**Given request**. Identify every line containing the word "CsCoFe" and reproduce each one.

(Saved data entries)
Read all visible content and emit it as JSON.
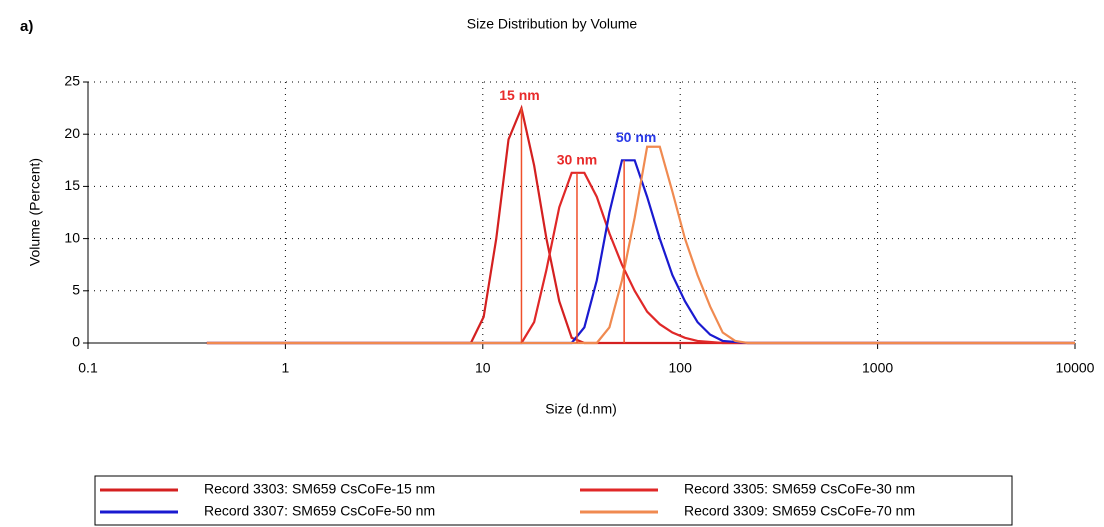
{
  "panel_label": "a)",
  "chart_data": {
    "type": "line",
    "title": "Size Distribution by Volume",
    "x_label": "Size (d.nm)",
    "y_label": "Volume (Percent)",
    "xscale": "log",
    "xlim": [
      0.1,
      10000
    ],
    "xticks": [
      0.1,
      1,
      10,
      100,
      1000,
      10000
    ],
    "ylim": [
      0,
      25
    ],
    "yticks": [
      0,
      5,
      10,
      15,
      20,
      25
    ],
    "grid": true,
    "series": [
      {
        "name": "Record 3303: SM659 CsCoFe-15 nm",
        "color": "#d42020",
        "x": [
          0.4,
          8.7,
          10.1,
          11.7,
          13.5,
          15.7,
          18.2,
          21,
          24.4,
          28.2,
          32.7,
          10000
        ],
        "values": [
          0,
          0,
          2.5,
          10,
          19.5,
          22.5,
          17,
          10,
          4,
          0.5,
          0,
          0
        ]
      },
      {
        "name": "Record 3305: SM659 CsCoFe-30 nm",
        "color": "#e02828",
        "x": [
          0.4,
          15.7,
          18.2,
          21,
          24.4,
          28.2,
          32.7,
          37.8,
          43.8,
          50.7,
          58.8,
          68,
          78.8,
          91.3,
          105.7,
          122.4,
          141.8,
          164.2,
          10000
        ],
        "values": [
          0,
          0,
          2,
          7,
          13,
          16.3,
          16.3,
          14,
          10.5,
          7.5,
          5,
          3,
          1.8,
          1,
          0.5,
          0.2,
          0.1,
          0,
          0
        ]
      },
      {
        "name": "Record 3307: SM659 CsCoFe-50 nm",
        "color": "#1a1ad0",
        "x": [
          0.4,
          28.2,
          32.7,
          37.8,
          43.8,
          50.7,
          58.8,
          68,
          78.8,
          91.3,
          105.7,
          122.4,
          141.8,
          164.2,
          190,
          220,
          10000
        ],
        "values": [
          0,
          0,
          1.5,
          6,
          12.5,
          17.5,
          17.5,
          14,
          10,
          6.5,
          4,
          2,
          0.8,
          0.2,
          0.1,
          0,
          0
        ]
      },
      {
        "name": "Record 3309: SM659 CsCoFe-70 nm",
        "color": "#f08a50",
        "x": [
          0.4,
          37.8,
          43.8,
          50.7,
          58.8,
          68,
          78.8,
          91.3,
          105.7,
          122.4,
          141.8,
          164.2,
          190,
          220,
          10000
        ],
        "values": [
          0,
          0,
          1.5,
          6,
          12,
          18.8,
          18.8,
          14.5,
          10,
          6.5,
          3.5,
          1,
          0.2,
          0,
          0
        ]
      }
    ],
    "peak_lines": {
      "color": "#f0502a",
      "x": [
        15.7,
        30,
        52
      ],
      "values": [
        22.5,
        16.3,
        17.5
      ],
      "labels": [
        "15 nm",
        "30 nm",
        "50 nm"
      ],
      "label_colors": [
        "#e82a2a",
        "#e82a2a",
        "#2a3ae8"
      ]
    }
  }
}
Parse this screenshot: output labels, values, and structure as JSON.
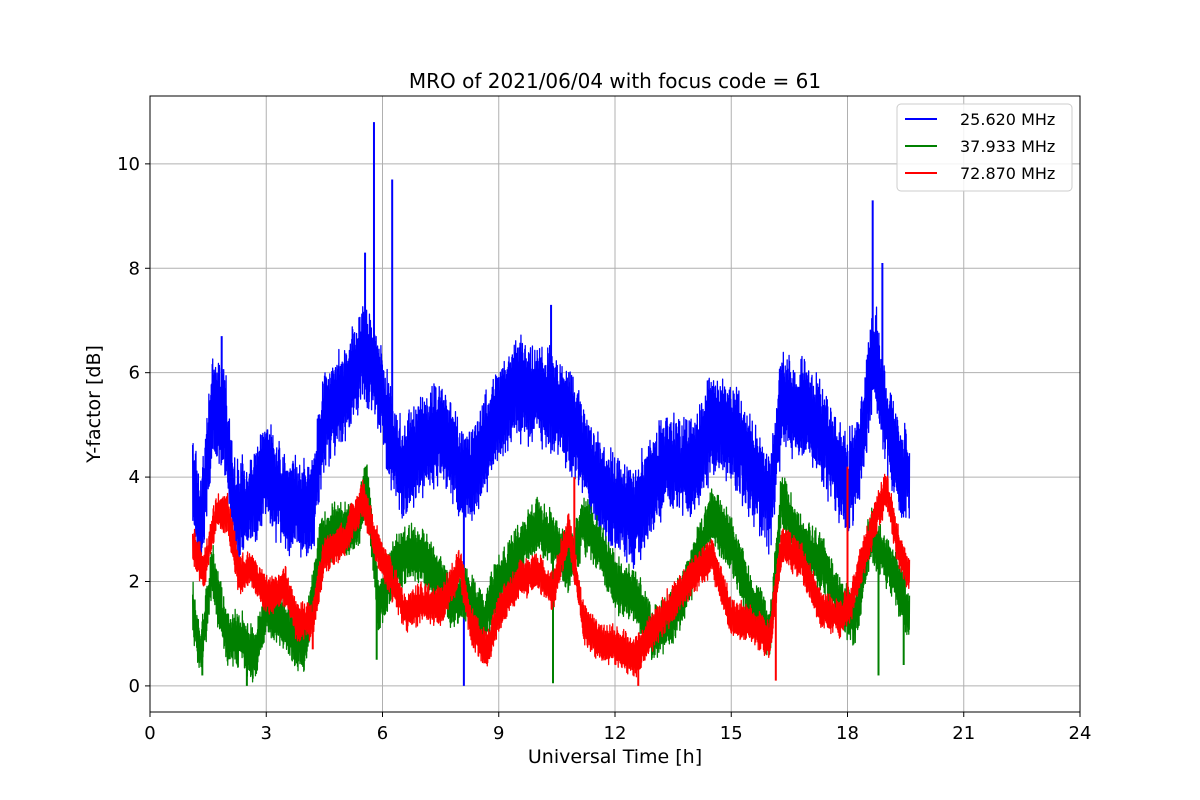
{
  "chart_data": {
    "type": "line",
    "title": "MRO of 2021/06/04 with focus code = 61",
    "xlabel": "Universal Time [h]",
    "ylabel": "Y-factor [dB]",
    "xlim": [
      0,
      24
    ],
    "ylim": [
      -0.5,
      11.3
    ],
    "xticks": [
      "0",
      "3",
      "6",
      "9",
      "12",
      "15",
      "18",
      "21",
      "24"
    ],
    "yticks": [
      "0",
      "2",
      "4",
      "6",
      "8",
      "10"
    ],
    "grid": true,
    "legend_position": "top-right",
    "series": [
      {
        "name": "25.620 MHz",
        "color": "#0000ff",
        "noise_amplitude": 0.9,
        "x": [
          1.1,
          1.3,
          1.6,
          1.9,
          2.2,
          2.6,
          3.0,
          3.4,
          3.8,
          4.2,
          4.5,
          5.0,
          5.5,
          5.8,
          6.2,
          6.5,
          7.0,
          7.5,
          8.0,
          8.3,
          8.6,
          9.0,
          9.5,
          10.0,
          10.5,
          11.0,
          11.5,
          12.0,
          12.5,
          13.0,
          13.5,
          14.0,
          14.5,
          15.0,
          15.5,
          16.0,
          16.3,
          16.6,
          17.0,
          17.5,
          18.0,
          18.3,
          18.7,
          19.0,
          19.3,
          19.6
        ],
        "y": [
          4.0,
          3.0,
          5.2,
          5.3,
          3.3,
          3.4,
          4.2,
          3.6,
          3.4,
          3.4,
          5.2,
          5.5,
          6.4,
          6.1,
          4.8,
          4.1,
          4.6,
          4.9,
          4.1,
          4.0,
          4.6,
          5.2,
          5.7,
          5.6,
          5.4,
          4.9,
          3.9,
          3.5,
          3.2,
          4.0,
          4.3,
          4.2,
          5.0,
          4.9,
          4.2,
          3.5,
          5.5,
          5.3,
          5.2,
          4.6,
          3.8,
          4.4,
          6.4,
          5.1,
          4.1,
          4.0
        ],
        "spikes": [
          [
            5.78,
            10.8
          ],
          [
            6.25,
            9.7
          ],
          [
            5.55,
            8.3
          ],
          [
            18.65,
            9.3
          ],
          [
            18.9,
            8.1
          ],
          [
            8.1,
            0.0
          ],
          [
            1.85,
            6.7
          ],
          [
            10.35,
            7.3
          ]
        ]
      },
      {
        "name": "37.933 MHz",
        "color": "#008000",
        "noise_amplitude": 0.5,
        "x": [
          1.1,
          1.3,
          1.6,
          2.0,
          2.4,
          2.7,
          3.0,
          3.5,
          4.0,
          4.4,
          4.8,
          5.3,
          5.6,
          5.9,
          6.3,
          6.8,
          7.3,
          7.8,
          8.2,
          8.6,
          9.0,
          9.5,
          10.0,
          10.4,
          10.8,
          11.2,
          11.5,
          12.0,
          12.5,
          13.0,
          13.5,
          14.0,
          14.5,
          15.0,
          15.5,
          16.0,
          16.3,
          16.8,
          17.3,
          17.8,
          18.2,
          18.6,
          19.0,
          19.4,
          19.6
        ],
        "y": [
          1.5,
          0.6,
          2.2,
          0.9,
          0.9,
          0.5,
          1.5,
          1.1,
          0.7,
          2.7,
          3.0,
          3.0,
          3.8,
          1.5,
          2.3,
          2.6,
          2.2,
          1.6,
          1.8,
          1.2,
          2.0,
          2.5,
          3.1,
          2.8,
          2.3,
          3.1,
          2.8,
          2.0,
          1.7,
          1.0,
          1.3,
          2.2,
          3.3,
          2.7,
          1.7,
          1.0,
          3.6,
          2.7,
          2.4,
          1.6,
          1.3,
          2.9,
          2.4,
          1.8,
          1.3
        ],
        "spikes": [
          [
            2.5,
            0.0
          ],
          [
            1.35,
            0.2
          ],
          [
            5.85,
            0.5
          ],
          [
            10.4,
            0.05
          ],
          [
            18.8,
            0.2
          ],
          [
            19.45,
            0.4
          ]
        ]
      },
      {
        "name": "72.870 MHz",
        "color": "#ff0000",
        "noise_amplitude": 0.35,
        "x": [
          1.1,
          1.4,
          1.7,
          2.0,
          2.3,
          2.6,
          3.0,
          3.5,
          3.8,
          4.2,
          4.5,
          5.0,
          5.5,
          5.8,
          6.2,
          6.6,
          7.0,
          7.5,
          8.0,
          8.3,
          8.7,
          9.0,
          9.5,
          10.0,
          10.4,
          10.8,
          11.2,
          11.6,
          12.0,
          12.5,
          13.0,
          13.5,
          14.0,
          14.5,
          15.0,
          15.5,
          16.0,
          16.3,
          16.8,
          17.3,
          17.8,
          18.1,
          18.5,
          19.0,
          19.3,
          19.6
        ],
        "y": [
          2.7,
          2.2,
          3.3,
          3.3,
          2.1,
          2.3,
          1.7,
          1.9,
          1.2,
          1.3,
          2.5,
          2.8,
          3.6,
          2.8,
          2.1,
          1.4,
          1.6,
          1.5,
          2.3,
          1.1,
          0.7,
          1.4,
          2.0,
          2.2,
          1.8,
          3.0,
          1.2,
          0.8,
          0.8,
          0.5,
          1.1,
          1.6,
          2.1,
          2.5,
          1.3,
          1.2,
          0.9,
          2.7,
          2.4,
          1.5,
          1.3,
          1.6,
          2.7,
          3.8,
          2.7,
          2.1
        ],
        "spikes": [
          [
            12.6,
            0.0
          ],
          [
            16.15,
            0.1
          ],
          [
            10.95,
            4.0
          ],
          [
            18.0,
            4.2
          ],
          [
            4.2,
            0.7
          ]
        ]
      }
    ]
  }
}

**Answer to this problem**.
        "name": "Record 3303: SM659 CsCoFe-15 nm",
        "name": "Record 3305: SM659 CsCoFe-30 nm",
        "name": "Record 3307: SM659 CsCoFe-50 nm",
        "name": "Record 3309: SM659 CsCoFe-70 nm",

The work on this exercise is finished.